-- Begin EXERCISE MATERIAL --
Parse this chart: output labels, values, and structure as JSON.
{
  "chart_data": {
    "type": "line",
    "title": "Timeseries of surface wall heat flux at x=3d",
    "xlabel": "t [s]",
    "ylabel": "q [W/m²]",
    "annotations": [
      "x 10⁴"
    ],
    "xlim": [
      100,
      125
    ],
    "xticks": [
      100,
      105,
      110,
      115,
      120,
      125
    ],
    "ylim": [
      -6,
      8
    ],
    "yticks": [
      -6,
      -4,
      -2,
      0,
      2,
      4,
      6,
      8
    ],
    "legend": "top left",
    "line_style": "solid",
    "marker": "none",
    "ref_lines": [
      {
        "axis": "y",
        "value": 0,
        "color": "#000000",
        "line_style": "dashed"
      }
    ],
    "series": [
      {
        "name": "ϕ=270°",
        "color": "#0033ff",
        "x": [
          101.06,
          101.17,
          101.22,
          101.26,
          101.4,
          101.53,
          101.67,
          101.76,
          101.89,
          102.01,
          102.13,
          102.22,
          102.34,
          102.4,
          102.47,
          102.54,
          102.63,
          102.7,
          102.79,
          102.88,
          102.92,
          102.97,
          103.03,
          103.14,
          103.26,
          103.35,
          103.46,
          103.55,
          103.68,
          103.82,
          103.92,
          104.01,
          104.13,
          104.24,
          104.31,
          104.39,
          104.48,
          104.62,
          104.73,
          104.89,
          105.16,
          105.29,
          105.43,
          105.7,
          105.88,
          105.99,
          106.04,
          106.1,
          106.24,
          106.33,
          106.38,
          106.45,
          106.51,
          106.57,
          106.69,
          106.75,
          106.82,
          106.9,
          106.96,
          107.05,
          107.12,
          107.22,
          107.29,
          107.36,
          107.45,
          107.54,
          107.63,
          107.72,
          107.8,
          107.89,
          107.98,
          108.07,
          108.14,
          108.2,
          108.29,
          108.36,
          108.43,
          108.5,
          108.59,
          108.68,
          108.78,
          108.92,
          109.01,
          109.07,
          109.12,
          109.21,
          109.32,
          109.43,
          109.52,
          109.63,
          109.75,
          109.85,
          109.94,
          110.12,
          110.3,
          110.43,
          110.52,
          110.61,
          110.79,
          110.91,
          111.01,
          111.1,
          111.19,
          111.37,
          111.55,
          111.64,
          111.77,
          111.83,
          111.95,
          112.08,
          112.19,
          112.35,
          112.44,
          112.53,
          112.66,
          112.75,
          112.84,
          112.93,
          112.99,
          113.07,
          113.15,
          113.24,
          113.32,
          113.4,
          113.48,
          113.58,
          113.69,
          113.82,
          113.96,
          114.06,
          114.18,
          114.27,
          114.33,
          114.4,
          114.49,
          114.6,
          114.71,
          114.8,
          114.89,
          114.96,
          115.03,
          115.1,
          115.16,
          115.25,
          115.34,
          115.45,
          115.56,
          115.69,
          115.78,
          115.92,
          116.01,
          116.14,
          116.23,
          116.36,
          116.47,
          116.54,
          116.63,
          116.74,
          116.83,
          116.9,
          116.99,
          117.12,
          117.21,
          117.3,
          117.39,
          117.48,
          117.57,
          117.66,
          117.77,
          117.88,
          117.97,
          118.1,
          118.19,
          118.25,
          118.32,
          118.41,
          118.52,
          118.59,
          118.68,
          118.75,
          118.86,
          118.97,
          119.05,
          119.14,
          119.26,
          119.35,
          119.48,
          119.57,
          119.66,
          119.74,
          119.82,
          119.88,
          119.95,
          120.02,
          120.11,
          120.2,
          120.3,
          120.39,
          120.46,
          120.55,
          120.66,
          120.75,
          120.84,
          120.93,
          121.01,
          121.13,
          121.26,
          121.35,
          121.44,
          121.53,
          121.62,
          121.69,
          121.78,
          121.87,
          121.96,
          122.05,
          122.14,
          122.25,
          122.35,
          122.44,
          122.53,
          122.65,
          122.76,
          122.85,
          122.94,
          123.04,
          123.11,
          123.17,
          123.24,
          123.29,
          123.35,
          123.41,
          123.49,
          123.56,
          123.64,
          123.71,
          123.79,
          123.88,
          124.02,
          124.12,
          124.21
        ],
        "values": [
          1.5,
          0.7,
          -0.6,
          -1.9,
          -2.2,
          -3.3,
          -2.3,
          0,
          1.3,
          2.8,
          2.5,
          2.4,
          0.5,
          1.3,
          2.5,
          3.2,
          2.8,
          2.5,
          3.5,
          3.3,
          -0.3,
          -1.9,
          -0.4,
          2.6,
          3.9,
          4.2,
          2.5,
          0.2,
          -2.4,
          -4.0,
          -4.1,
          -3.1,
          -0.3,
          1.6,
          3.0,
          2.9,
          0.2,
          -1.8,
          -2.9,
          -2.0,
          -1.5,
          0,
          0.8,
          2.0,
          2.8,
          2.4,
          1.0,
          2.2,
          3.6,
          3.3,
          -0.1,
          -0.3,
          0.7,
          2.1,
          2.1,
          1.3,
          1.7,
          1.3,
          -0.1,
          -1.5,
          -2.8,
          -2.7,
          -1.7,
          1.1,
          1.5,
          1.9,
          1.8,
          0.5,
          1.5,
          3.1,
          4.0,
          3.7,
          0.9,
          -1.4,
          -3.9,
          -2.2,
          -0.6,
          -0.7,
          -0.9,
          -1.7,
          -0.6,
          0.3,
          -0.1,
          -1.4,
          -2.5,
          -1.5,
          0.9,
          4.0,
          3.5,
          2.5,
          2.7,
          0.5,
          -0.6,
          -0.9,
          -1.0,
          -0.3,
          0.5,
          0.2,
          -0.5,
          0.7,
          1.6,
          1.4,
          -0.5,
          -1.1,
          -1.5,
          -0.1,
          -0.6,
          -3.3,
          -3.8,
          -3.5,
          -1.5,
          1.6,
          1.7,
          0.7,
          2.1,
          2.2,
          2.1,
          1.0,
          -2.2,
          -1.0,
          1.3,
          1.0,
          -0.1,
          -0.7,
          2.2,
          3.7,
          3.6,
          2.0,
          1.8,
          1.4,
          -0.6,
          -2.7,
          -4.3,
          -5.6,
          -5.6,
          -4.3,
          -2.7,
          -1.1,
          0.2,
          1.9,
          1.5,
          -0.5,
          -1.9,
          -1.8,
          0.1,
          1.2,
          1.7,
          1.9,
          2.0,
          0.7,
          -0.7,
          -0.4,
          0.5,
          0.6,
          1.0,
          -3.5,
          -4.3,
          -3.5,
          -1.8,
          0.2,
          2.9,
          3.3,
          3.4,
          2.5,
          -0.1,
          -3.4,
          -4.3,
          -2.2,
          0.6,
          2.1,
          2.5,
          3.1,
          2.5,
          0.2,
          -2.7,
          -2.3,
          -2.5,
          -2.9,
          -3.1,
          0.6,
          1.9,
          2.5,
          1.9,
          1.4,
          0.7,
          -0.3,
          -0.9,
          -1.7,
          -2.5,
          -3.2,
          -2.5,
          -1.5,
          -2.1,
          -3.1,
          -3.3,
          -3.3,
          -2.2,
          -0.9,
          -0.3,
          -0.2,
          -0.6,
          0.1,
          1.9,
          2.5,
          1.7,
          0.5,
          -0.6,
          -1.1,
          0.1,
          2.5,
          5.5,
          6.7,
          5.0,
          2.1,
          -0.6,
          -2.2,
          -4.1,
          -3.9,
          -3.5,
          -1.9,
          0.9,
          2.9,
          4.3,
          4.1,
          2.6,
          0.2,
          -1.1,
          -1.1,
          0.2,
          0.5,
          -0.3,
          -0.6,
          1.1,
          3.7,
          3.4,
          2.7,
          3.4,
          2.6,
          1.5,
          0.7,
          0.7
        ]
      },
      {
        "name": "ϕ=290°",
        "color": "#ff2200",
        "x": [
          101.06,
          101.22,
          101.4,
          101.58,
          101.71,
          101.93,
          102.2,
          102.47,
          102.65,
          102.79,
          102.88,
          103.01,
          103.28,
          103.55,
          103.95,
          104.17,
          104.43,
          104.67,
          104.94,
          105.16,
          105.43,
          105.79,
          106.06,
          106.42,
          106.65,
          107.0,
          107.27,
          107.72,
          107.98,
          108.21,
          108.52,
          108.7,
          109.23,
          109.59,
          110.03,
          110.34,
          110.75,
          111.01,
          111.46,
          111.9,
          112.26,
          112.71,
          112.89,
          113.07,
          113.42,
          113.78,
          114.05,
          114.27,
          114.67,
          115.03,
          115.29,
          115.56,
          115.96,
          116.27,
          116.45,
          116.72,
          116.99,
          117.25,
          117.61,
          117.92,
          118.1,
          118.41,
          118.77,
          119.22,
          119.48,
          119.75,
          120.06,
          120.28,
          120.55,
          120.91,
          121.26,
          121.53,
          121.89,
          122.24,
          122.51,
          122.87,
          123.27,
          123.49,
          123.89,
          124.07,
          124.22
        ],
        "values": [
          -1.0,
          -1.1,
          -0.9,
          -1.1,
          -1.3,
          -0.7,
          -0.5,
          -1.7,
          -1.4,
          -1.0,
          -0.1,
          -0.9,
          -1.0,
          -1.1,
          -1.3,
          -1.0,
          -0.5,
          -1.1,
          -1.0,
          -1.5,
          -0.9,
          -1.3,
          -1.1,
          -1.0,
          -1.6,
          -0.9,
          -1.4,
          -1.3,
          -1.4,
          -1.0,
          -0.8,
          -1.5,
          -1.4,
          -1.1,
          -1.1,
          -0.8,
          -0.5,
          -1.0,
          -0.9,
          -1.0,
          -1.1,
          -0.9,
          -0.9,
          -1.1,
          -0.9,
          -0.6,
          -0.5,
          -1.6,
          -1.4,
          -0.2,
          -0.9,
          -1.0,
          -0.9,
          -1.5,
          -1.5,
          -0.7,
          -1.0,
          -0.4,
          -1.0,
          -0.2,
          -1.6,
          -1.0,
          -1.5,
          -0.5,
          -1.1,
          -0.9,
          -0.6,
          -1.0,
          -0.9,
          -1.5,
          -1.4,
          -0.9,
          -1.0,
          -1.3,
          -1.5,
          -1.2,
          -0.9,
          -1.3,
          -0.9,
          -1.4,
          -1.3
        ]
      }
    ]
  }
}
-- End EXERCISE MATERIAL --
### WORK TO BE COMPLETED:
Pull every line containing "color" from the data.

### RESPONSE TO THE TASK:
        "color": "#000000",
        "color": "#0033ff",
        "color": "#ff2200",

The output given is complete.